Selected excerpt
Accuracy limitations of singular value decomposition?

Question

in the process of working on a physics problem I have found the need to use the singular value decomposition function built into Mathematica. I have encountered what seem to be limitations to the accuracy of the SVD when the elements of the matrix we are decomposing become large. Let me be more explicit:

The matrix to decompose is defined in terms of the tensor which can be constructed by running the following code:

T = Table[0, {i, 1, 3}, {j, 1, 3}, {k, 1, 3}];

Part[Part[Part[T, 1], 1], 1] = e^(3 (KK + h));
Part[Part[Part[T, 1], 3], 3] = 3 e^(-KK + h);
Part[Part[Part[T, 2], 2], 2] = e^(3 (KK - h));
Part[Part[Part[T, 2], 3], 3] = 3 e^-(KK + h);
T = Normal[Symmetrize[T]];

The matrix that we want to use the SVD on is then

Partition[Flatten[TensorContract[TensorProduct[T,T],{3,4}]],9]

Now we just have to choose some values for the parameters $KK, h$ and let the SVD do its magic. Since it might be relevant to a diagnosis, here is my code for running the SVD:

singout = SingularValueDecomposition[
N[Partition[Flatten[TensorContract[TensorProduct[T, T], {3, 4}]], 
9]], Tolerance -> 0]

In the context of my physics problem, it's reasonable to take $h=0$, so let's do that. If we run the SVD with $KK=1$, I find that the code works exactly as intended: the input matrix is reproduced almost exactly by the matrix product

u.w.Transpose[v]

where $u, w$, and $v$ are as defined in the SVD documentation. There is a bit of numerical noise, but nothing goes dramatically wrong.

In contrast, we can take $KK=10$, which is, again, a reasonable idea in the context of my physics problem. I'm not sure how to format matrices here, so I've attached a picture of the output. The first matrix is the exact input, and the second is the SVD output, chopped at $10^{-10}$ to avoid clutter. There are some small discrepancies between the two matrices, but by far the most important error is the bottom-left entry of the SVD output: it is returning zero instead of a number on the order of $10^8$. I need to understand why this is happening so that I can control the approximation from the SVD appropriately. Any suggestions for understanding this would be very helpful.

Problem description
The post on SVD accuracy in Mathematica assigns values to individual elements of the tensor T before symmetrizing it. List every expression assigned this way. The entries aren't needed for any of this.

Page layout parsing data
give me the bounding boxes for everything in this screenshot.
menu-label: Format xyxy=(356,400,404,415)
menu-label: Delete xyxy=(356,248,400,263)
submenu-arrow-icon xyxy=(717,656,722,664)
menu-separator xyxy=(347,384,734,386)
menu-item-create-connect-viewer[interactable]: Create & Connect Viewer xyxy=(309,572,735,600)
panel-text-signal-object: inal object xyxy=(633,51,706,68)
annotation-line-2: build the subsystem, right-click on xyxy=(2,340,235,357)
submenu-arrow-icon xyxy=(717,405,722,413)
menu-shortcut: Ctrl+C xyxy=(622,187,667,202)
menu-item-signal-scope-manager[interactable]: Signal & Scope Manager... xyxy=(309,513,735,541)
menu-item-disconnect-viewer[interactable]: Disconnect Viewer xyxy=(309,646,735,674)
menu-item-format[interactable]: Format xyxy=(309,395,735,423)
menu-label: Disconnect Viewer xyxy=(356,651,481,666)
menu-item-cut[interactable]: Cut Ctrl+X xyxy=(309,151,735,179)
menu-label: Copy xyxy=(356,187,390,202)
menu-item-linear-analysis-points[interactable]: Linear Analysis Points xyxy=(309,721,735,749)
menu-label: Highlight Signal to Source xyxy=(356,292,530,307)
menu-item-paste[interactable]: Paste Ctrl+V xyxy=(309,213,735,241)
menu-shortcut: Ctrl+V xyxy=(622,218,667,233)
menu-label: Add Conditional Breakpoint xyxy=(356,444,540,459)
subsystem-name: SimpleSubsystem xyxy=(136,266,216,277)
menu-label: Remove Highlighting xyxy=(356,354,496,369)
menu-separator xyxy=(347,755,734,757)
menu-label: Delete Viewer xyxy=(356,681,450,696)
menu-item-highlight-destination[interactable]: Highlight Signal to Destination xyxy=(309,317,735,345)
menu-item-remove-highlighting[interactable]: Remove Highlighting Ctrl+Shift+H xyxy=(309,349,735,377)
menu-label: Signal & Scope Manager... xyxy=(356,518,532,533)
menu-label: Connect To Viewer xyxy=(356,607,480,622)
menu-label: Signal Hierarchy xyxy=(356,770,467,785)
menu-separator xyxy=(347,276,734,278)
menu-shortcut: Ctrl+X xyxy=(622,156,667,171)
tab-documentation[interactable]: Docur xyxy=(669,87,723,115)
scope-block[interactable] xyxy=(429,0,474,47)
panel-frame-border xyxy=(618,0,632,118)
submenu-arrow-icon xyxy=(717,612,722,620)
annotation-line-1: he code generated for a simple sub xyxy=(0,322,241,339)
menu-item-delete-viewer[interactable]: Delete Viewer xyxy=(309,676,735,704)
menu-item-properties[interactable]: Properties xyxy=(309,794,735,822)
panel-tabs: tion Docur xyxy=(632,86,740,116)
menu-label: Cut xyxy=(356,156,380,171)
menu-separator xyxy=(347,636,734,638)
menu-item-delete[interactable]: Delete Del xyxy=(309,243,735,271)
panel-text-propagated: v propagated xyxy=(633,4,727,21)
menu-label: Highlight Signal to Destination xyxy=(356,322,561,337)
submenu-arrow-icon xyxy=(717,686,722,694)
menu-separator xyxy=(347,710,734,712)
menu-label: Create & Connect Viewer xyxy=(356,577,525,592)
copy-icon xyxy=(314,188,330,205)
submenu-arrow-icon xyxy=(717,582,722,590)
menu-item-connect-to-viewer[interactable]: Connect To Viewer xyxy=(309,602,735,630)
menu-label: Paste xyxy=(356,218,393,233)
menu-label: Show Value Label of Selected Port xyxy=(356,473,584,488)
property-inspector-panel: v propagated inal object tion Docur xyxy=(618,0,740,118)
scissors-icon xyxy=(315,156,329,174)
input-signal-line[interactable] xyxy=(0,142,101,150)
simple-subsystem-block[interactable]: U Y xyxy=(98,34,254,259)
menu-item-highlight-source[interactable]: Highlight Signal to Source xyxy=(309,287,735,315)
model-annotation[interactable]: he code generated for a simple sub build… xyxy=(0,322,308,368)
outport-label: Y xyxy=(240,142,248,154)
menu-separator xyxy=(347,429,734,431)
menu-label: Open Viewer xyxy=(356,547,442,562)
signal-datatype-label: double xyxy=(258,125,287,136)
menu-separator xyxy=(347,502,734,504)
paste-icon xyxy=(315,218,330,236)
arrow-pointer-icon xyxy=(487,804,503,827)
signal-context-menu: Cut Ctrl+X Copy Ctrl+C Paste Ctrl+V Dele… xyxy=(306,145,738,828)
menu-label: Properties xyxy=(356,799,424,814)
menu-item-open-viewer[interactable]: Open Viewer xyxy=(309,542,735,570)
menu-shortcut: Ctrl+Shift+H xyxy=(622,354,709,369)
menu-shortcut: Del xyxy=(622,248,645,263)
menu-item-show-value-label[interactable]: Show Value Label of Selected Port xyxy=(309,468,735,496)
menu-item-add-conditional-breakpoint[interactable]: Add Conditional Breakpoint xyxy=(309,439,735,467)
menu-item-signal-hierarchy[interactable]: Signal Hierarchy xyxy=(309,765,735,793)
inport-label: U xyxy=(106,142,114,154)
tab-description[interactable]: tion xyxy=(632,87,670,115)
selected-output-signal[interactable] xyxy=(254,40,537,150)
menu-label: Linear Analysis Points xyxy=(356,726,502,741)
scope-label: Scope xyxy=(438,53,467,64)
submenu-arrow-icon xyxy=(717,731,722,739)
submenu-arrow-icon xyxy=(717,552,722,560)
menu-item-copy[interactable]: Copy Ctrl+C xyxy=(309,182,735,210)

Exercise result
- e^(3 (KK + h))
- 3 e^(-KK + h)
- e^(3 (KK - h))
- 3 e^-(KK + h)